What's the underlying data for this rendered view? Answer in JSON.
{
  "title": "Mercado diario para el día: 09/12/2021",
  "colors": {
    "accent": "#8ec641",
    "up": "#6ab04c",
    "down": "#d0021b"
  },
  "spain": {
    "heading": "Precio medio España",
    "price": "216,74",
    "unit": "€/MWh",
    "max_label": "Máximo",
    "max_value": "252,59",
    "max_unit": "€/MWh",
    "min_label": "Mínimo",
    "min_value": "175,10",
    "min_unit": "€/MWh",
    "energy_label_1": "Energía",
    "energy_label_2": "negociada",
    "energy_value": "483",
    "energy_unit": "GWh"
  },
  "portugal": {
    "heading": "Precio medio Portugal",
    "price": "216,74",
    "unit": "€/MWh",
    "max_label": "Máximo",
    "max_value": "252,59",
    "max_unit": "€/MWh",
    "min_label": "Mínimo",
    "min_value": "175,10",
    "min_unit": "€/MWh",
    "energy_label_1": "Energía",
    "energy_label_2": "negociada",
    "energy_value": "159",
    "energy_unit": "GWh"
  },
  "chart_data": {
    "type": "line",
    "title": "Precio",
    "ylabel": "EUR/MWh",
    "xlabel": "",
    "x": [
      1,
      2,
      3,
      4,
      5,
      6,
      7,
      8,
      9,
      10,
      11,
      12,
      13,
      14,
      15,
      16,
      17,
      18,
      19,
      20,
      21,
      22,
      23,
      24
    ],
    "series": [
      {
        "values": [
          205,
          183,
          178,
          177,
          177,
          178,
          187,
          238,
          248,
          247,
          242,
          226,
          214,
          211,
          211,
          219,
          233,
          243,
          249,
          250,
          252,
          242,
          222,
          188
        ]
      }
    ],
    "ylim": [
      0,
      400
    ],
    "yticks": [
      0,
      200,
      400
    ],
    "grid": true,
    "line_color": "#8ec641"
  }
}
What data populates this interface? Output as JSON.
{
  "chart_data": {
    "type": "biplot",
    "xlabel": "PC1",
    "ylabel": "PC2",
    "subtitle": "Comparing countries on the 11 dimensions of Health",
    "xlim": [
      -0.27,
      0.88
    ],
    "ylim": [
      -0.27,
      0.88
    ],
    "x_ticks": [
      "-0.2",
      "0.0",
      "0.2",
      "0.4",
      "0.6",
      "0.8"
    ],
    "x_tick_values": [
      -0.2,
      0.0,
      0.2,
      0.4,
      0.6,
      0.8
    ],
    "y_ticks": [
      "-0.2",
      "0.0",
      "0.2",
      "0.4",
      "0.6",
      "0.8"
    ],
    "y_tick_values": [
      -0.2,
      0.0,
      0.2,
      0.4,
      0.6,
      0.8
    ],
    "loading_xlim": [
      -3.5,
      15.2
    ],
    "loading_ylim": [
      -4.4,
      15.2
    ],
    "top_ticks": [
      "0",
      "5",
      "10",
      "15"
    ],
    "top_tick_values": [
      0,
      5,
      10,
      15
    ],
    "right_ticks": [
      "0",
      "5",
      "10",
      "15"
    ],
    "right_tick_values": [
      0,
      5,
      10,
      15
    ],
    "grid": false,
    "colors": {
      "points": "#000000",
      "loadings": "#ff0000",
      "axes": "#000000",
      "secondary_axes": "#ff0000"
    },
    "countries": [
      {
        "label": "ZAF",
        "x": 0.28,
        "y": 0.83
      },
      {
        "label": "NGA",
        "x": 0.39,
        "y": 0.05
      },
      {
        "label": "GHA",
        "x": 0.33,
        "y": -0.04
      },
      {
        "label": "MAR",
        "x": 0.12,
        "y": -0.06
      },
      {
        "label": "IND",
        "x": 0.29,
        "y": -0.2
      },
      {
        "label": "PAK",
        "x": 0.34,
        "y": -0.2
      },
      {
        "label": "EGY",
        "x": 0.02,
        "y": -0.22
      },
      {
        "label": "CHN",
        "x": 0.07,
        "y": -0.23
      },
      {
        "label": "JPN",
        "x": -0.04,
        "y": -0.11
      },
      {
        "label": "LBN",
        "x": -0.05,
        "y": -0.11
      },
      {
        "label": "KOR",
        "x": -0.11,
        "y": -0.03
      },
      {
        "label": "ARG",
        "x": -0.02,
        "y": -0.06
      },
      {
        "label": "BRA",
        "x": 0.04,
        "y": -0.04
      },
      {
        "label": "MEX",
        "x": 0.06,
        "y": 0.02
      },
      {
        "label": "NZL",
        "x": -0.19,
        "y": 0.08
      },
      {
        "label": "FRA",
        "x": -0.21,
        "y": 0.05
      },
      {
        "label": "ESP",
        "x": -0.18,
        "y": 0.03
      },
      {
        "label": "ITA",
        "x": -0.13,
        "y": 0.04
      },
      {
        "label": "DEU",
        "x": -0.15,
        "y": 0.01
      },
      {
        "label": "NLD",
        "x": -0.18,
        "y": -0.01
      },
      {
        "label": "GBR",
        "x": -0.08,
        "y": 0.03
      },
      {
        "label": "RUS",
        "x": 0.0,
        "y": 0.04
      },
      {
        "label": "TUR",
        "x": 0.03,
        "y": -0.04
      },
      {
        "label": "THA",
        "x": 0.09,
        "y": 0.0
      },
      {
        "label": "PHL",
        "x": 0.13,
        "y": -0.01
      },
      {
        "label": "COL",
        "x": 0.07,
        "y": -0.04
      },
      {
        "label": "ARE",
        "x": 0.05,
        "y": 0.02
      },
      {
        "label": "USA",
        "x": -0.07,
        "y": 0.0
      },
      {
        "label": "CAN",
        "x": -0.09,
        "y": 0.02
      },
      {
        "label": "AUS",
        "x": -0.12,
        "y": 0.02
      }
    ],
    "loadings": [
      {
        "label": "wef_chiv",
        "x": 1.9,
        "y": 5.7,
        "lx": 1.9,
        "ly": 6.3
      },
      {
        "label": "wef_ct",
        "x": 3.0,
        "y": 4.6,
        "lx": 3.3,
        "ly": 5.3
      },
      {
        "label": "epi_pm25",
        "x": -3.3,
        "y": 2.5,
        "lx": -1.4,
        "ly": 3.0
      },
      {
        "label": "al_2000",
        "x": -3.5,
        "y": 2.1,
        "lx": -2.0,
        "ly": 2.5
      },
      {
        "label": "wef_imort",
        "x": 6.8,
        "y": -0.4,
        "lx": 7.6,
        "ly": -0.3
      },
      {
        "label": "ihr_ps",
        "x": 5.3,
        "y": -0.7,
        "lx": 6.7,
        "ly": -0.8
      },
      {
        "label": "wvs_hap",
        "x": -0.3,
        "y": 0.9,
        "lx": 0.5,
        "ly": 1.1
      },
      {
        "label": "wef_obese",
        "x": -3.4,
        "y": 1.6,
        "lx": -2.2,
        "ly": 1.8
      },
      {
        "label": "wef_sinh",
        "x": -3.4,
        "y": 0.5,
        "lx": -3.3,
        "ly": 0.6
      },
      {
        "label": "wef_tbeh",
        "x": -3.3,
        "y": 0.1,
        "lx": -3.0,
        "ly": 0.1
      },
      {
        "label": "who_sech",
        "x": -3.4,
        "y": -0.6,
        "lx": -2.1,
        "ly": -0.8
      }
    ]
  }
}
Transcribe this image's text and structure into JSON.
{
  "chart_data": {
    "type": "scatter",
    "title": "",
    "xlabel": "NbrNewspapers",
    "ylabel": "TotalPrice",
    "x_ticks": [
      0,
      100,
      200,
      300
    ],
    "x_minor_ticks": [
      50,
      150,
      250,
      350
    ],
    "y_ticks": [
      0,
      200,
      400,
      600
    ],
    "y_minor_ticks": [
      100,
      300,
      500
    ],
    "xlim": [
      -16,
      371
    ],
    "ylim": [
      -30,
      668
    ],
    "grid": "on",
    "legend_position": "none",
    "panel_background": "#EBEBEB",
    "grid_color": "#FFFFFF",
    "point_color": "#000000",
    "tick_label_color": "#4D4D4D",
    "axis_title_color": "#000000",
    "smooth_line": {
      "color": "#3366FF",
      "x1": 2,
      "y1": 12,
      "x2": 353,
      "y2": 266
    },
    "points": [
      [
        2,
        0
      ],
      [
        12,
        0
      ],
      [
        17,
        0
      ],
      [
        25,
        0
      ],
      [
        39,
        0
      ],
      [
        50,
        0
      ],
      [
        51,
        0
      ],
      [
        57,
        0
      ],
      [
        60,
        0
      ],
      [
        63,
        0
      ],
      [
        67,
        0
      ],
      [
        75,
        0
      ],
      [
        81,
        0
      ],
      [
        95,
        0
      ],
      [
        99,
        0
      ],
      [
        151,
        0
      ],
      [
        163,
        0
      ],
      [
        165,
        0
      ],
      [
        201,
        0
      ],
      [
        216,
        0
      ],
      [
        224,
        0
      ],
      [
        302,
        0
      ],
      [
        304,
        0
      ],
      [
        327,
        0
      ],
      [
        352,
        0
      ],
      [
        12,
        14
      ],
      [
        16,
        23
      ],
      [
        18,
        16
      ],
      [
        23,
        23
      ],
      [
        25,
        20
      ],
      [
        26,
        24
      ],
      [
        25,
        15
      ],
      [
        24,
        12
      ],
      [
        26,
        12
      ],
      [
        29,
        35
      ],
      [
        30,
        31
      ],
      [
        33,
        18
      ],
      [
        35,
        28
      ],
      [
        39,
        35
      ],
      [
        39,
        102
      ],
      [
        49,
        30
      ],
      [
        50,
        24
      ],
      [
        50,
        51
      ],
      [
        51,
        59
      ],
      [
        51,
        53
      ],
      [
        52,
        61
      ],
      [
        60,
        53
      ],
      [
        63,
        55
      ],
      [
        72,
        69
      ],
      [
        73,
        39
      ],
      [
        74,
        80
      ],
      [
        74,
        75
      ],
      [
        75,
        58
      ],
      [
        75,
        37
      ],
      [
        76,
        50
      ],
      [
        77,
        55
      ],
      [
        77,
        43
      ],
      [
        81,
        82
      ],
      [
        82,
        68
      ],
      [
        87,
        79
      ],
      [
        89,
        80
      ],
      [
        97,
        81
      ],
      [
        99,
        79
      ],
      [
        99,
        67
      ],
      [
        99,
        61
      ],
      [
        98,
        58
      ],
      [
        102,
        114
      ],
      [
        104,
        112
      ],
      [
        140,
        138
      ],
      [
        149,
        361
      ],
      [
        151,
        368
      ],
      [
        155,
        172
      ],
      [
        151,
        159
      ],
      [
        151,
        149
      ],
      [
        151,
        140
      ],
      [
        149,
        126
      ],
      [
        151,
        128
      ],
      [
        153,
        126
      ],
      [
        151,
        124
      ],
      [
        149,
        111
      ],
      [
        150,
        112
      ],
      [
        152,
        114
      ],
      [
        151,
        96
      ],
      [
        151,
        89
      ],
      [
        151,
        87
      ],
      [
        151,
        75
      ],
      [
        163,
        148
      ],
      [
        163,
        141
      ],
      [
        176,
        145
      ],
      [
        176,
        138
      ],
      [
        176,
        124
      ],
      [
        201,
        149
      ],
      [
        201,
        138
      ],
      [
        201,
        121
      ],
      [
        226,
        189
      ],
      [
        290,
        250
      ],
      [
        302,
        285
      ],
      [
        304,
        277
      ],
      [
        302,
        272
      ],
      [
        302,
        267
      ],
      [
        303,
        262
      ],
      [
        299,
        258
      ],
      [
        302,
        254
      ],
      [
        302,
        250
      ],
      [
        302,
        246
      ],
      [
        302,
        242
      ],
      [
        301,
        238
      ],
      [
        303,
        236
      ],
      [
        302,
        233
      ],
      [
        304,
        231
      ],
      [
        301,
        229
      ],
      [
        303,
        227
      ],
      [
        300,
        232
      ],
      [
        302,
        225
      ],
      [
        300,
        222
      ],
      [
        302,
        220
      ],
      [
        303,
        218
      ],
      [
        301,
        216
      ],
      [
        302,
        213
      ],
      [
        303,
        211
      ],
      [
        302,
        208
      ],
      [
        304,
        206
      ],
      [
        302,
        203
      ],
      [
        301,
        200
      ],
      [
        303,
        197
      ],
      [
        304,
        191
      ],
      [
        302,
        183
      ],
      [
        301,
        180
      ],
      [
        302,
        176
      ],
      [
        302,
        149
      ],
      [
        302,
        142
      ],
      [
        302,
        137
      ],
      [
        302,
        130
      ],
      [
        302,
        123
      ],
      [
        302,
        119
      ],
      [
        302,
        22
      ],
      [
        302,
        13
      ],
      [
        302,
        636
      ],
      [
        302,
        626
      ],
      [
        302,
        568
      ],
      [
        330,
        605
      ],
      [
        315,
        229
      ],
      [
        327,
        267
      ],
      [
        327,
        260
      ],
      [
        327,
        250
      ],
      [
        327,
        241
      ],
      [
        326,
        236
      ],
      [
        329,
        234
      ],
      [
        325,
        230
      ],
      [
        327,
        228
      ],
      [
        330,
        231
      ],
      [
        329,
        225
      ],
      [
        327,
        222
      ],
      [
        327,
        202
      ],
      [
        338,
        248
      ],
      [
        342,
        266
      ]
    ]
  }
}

What to work on: Read the entries and select each line where the word "Precio" is found.

Solution to the problem:
    "heading": "Precio medio España",
    "heading": "Precio medio Portugal",
    "title": "Precio",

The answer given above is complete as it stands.